→ **Required task**
The entries below are to be written out again without alteration.

=====

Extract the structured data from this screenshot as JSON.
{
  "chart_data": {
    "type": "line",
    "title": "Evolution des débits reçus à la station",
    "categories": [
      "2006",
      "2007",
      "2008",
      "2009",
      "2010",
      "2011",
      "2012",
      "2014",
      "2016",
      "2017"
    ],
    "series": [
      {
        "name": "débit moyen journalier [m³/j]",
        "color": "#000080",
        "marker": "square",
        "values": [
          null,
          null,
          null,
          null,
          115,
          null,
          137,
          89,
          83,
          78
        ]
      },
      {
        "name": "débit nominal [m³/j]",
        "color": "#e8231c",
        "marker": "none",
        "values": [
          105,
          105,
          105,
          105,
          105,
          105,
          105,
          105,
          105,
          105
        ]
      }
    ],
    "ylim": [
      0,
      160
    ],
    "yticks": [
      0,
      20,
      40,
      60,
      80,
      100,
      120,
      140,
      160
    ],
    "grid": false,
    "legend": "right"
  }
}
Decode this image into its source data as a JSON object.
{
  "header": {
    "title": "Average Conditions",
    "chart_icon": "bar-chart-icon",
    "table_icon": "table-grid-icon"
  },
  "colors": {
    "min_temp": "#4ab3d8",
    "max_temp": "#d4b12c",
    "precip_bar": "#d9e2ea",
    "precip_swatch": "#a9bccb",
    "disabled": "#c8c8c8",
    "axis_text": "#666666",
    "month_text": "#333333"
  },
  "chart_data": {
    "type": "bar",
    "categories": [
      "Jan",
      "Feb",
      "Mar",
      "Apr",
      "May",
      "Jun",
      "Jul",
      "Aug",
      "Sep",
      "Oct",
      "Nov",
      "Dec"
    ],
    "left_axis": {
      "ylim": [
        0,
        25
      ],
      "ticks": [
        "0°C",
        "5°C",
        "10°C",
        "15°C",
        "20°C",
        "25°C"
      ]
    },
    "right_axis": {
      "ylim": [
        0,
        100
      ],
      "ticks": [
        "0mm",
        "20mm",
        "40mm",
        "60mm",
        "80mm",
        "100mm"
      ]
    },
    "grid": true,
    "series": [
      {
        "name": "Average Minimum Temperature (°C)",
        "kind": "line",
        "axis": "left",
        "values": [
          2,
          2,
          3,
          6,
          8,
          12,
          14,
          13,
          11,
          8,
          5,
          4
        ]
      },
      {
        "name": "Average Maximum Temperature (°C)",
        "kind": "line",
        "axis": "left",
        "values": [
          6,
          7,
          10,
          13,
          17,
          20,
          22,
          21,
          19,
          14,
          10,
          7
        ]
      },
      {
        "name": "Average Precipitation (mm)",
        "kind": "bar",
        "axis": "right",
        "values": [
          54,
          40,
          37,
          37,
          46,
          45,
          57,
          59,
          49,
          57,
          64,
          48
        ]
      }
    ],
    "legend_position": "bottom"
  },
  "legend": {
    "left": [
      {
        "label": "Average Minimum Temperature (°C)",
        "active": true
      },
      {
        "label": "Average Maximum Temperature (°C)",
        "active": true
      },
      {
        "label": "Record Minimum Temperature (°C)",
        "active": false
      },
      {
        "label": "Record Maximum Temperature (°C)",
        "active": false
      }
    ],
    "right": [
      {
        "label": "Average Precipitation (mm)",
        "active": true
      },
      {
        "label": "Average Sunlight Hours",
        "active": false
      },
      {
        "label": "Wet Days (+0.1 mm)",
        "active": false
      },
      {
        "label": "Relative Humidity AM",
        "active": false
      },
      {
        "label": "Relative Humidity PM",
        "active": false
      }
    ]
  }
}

=====

→ **Exercise solution**
Extract the structured data from this screenshot as JSON.
{
  "chart_data": {
    "type": "line",
    "title": "Evolution des débits reçus à la station",
    "categories": [
      "2006",
      "2007",
      "2008",
      "2009",
      "2010",
      "2011",
      "2012",
      "2014",
      "2016",
      "2017"
    ],
    "series": [
      {
        "name": "débit moyen journalier [m³/j]",
        "color": "#000080",
        "marker": "square",
        "values": [
          null,
          null,
          null,
          null,
          115,
          null,
          137,
          89,
          83,
          78
        ]
      },
      {
        "name": "débit nominal [m³/j]",
        "color": "#e8231c",
        "marker": "none",
        "values": [
          105,
          105,
          105,
          105,
          105,
          105,
          105,
          105,
          105,
          105
        ]
      }
    ],
    "ylim": [
      0,
      160
    ],
    "yticks": [
      0,
      20,
      40,
      60,
      80,
      100,
      120,
      140,
      160
    ],
    "grid": false,
    "legend": "right"
  }
}
Decode this image into its source data as a JSON object.
{
  "header": {
    "title": "Average Conditions",
    "chart_icon": "bar-chart-icon",
    "table_icon": "table-grid-icon"
  },
  "colors": {
    "min_temp": "#4ab3d8",
    "max_temp": "#d4b12c",
    "precip_bar": "#d9e2ea",
    "precip_swatch": "#a9bccb",
    "disabled": "#c8c8c8",
    "axis_text": "#666666",
    "month_text": "#333333"
  },
  "chart_data": {
    "type": "bar",
    "categories": [
      "Jan",
      "Feb",
      "Mar",
      "Apr",
      "May",
      "Jun",
      "Jul",
      "Aug",
      "Sep",
      "Oct",
      "Nov",
      "Dec"
    ],
    "left_axis": {
      "ylim": [
        0,
        25
      ],
      "ticks": [
        "0°C",
        "5°C",
        "10°C",
        "15°C",
        "20°C",
        "25°C"
      ]
    },
    "right_axis": {
      "ylim": [
        0,
        100
      ],
      "ticks": [
        "0mm",
        "20mm",
        "40mm",
        "60mm",
        "80mm",
        "100mm"
      ]
    },
    "grid": true,
    "series": [
      {
        "name": "Average Minimum Temperature (°C)",
        "kind": "line",
        "axis": "left",
        "values": [
          2,
          2,
          3,
          6,
          8,
          12,
          14,
          13,
          11,
          8,
          5,
          4
        ]
      },
      {
        "name": "Average Maximum Temperature (°C)",
        "kind": "line",
        "axis": "left",
        "values": [
          6,
          7,
          10,
          13,
          17,
          20,
          22,
          21,
          19,
          14,
          10,
          7
        ]
      },
      {
        "name": "Average Precipitation (mm)",
        "kind": "bar",
        "axis": "right",
        "values": [
          54,
          40,
          37,
          37,
          46,
          45,
          57,
          59,
          49,
          57,
          64,
          48
        ]
      }
    ],
    "legend_position": "bottom"
  },
  "legend": {
    "left": [
      {
        "label": "Average Minimum Temperature (°C)",
        "active": true
      },
      {
        "label": "Average Maximum Temperature (°C)",
        "active": true
      },
      {
        "label": "Record Minimum Temperature (°C)",
        "active": false
      },
      {
        "label": "Record Maximum Temperature (°C)",
        "active": false
      }
    ],
    "right": [
      {
        "label": "Average Precipitation (mm)",
        "active": true
      },
      {
        "label": "Average Sunlight Hours",
        "active": false
      },
      {
        "label": "Wet Days (+0.1 mm)",
        "active": false
      },
      {
        "label": "Relative Humidity AM",
        "active": false
      },
      {
        "label": "Relative Humidity PM",
        "active": false
      }
    ]
  }
}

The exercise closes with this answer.